§ DESCRIZIONE DEL PROBLEMA: Per favore, riscrivi tutte le righe seguenti sostituendo ogni occorrenza di "volume-bar" con "barra-volume" e lasciando invariato tutto il resto.

§ DATI FORNITI:
• • •
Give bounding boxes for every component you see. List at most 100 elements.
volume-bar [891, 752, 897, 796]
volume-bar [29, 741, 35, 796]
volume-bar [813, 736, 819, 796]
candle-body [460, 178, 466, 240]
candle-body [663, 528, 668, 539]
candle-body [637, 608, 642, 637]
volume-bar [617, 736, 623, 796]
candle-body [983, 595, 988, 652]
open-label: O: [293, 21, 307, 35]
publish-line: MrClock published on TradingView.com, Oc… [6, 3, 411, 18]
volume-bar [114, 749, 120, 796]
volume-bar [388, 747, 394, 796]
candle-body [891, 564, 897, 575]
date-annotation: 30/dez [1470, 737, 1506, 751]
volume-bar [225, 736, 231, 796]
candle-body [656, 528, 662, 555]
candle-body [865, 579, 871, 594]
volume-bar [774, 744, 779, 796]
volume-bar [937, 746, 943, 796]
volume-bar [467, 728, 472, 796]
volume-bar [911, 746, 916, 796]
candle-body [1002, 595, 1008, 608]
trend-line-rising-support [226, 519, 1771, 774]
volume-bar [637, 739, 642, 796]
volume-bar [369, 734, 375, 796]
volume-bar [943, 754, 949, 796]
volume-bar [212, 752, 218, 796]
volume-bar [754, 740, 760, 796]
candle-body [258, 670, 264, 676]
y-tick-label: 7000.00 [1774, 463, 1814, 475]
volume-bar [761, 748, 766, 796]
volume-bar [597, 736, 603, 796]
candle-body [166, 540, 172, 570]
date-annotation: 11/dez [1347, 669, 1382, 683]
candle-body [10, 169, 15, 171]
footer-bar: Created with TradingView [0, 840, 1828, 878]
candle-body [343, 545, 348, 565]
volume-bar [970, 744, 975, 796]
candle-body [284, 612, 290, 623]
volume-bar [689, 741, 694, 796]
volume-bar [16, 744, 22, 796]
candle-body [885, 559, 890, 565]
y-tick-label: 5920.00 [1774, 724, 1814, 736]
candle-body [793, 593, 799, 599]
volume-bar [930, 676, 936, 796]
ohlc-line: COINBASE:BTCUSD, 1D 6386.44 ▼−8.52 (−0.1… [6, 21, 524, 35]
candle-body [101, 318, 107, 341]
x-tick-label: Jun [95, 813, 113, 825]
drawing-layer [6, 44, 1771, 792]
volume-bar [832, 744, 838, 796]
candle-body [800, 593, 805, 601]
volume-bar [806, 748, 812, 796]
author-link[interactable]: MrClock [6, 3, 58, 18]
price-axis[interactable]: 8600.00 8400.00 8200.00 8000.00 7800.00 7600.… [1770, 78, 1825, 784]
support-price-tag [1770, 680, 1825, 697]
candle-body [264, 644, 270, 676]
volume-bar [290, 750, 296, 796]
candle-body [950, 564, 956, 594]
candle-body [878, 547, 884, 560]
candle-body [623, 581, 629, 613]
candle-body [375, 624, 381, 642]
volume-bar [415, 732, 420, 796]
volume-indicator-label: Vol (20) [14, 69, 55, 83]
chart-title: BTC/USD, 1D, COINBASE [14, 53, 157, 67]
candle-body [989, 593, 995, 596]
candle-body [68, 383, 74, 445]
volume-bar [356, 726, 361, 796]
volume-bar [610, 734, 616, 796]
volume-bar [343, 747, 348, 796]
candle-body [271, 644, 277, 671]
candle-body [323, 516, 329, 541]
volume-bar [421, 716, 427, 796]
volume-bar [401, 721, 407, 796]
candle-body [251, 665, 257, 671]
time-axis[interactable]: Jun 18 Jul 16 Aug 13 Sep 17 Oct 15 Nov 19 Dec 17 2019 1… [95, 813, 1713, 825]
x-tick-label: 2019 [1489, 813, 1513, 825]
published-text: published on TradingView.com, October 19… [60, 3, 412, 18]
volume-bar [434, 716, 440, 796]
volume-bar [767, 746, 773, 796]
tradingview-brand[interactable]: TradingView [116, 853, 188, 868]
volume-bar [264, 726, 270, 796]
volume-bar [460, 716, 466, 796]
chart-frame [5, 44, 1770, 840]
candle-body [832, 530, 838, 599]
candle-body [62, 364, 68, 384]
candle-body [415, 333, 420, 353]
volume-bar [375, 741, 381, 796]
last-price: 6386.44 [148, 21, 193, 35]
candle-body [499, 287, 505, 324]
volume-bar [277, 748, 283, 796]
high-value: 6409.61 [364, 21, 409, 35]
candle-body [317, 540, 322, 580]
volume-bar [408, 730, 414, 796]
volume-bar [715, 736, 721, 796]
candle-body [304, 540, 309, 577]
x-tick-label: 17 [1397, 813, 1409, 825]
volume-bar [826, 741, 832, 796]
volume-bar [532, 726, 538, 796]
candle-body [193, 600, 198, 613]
• • •
§ RISPOSTA ATTESA:
Give bounding boxes for every component you see. List at most 100 elements.
barra-volume [891, 752, 897, 796]
barra-volume [29, 741, 35, 796]
barra-volume [813, 736, 819, 796]
candle-body [460, 178, 466, 240]
candle-body [663, 528, 668, 539]
candle-body [637, 608, 642, 637]
barra-volume [617, 736, 623, 796]
candle-body [983, 595, 988, 652]
open-label: O: [293, 21, 307, 35]
publish-line: MrClock published on TradingView.com, Oc… [6, 3, 411, 18]
barra-volume [114, 749, 120, 796]
barra-volume [388, 747, 394, 796]
candle-body [891, 564, 897, 575]
date-annotation: 30/dez [1470, 737, 1506, 751]
barra-volume [225, 736, 231, 796]
candle-body [656, 528, 662, 555]
candle-body [865, 579, 871, 594]
barra-volume [774, 744, 779, 796]
barra-volume [937, 746, 943, 796]
barra-volume [467, 728, 472, 796]
barra-volume [911, 746, 916, 796]
candle-body [1002, 595, 1008, 608]
trend-line-rising-support [226, 519, 1771, 774]
barra-volume [637, 739, 642, 796]
barra-volume [369, 734, 375, 796]
barra-volume [943, 754, 949, 796]
barra-volume [212, 752, 218, 796]
barra-volume [754, 740, 760, 796]
candle-body [258, 670, 264, 676]
y-tick-label: 7000.00 [1774, 463, 1814, 475]
barra-volume [761, 748, 766, 796]
barra-volume [597, 736, 603, 796]
candle-body [166, 540, 172, 570]
date-annotation: 11/dez [1347, 669, 1382, 683]
candle-body [10, 169, 15, 171]
footer-bar: Created with TradingView [0, 840, 1828, 878]
candle-body [343, 545, 348, 565]
barra-volume [970, 744, 975, 796]
candle-body [284, 612, 290, 623]
barra-volume [689, 741, 694, 796]
barra-volume [16, 744, 22, 796]
candle-body [885, 559, 890, 565]
y-tick-label: 5920.00 [1774, 724, 1814, 736]
candle-body [793, 593, 799, 599]
barra-volume [930, 676, 936, 796]
ohlc-line: COINBASE:BTCUSD, 1D 6386.44 ▼−8.52 (−0.1… [6, 21, 524, 35]
candle-body [101, 318, 107, 341]
x-tick-label: Jun [95, 813, 113, 825]
drawing-layer [6, 44, 1771, 792]
barra-volume [832, 744, 838, 796]
candle-body [800, 593, 805, 601]
barra-volume [806, 748, 812, 796]
author-link[interactable]: MrClock [6, 3, 58, 18]
price-axis[interactable]: 8600.00 8400.00 8200.00 8000.00 7800.00 7600.… [1770, 78, 1825, 784]
support-price-tag [1770, 680, 1825, 697]
candle-body [264, 644, 270, 676]
barra-volume [290, 750, 296, 796]
candle-body [950, 564, 956, 594]
candle-body [878, 547, 884, 560]
candle-body [623, 581, 629, 613]
candle-body [375, 624, 381, 642]
barra-volume [415, 732, 420, 796]
volume-indicator-label: Vol (20) [14, 69, 55, 83]
chart-title: BTC/USD, 1D, COINBASE [14, 53, 157, 67]
candle-body [989, 593, 995, 596]
candle-body [68, 383, 74, 445]
barra-volume [356, 726, 361, 796]
barra-volume [610, 734, 616, 796]
barra-volume [343, 747, 348, 796]
candle-body [271, 644, 277, 671]
candle-body [323, 516, 329, 541]
barra-volume [421, 716, 427, 796]
barra-volume [401, 721, 407, 796]
candle-body [251, 665, 257, 671]
time-axis[interactable]: Jun 18 Jul 16 Aug 13 Sep 17 Oct 15 Nov 19 Dec 17 2019 1… [95, 813, 1713, 825]
x-tick-label: 2019 [1489, 813, 1513, 825]
published-text: published on TradingView.com, October 19… [60, 3, 412, 18]
barra-volume [434, 716, 440, 796]
barra-volume [767, 746, 773, 796]
tradingview-brand[interactable]: TradingView [116, 853, 188, 868]
barra-volume [264, 726, 270, 796]
barra-volume [460, 716, 466, 796]
chart-frame [5, 44, 1770, 840]
candle-body [832, 530, 838, 599]
candle-body [62, 364, 68, 384]
candle-body [415, 333, 420, 353]
barra-volume [375, 741, 381, 796]
last-price: 6386.44 [148, 21, 193, 35]
candle-body [499, 287, 505, 324]
barra-volume [277, 748, 283, 796]
high-value: 6409.61 [364, 21, 409, 35]
candle-body [317, 540, 322, 580]
barra-volume [408, 730, 414, 796]
barra-volume [715, 736, 721, 796]
candle-body [304, 540, 309, 577]
x-tick-label: 17 [1397, 813, 1409, 825]
barra-volume [826, 741, 832, 796]
barra-volume [532, 726, 538, 796]
candle-body [193, 600, 198, 613]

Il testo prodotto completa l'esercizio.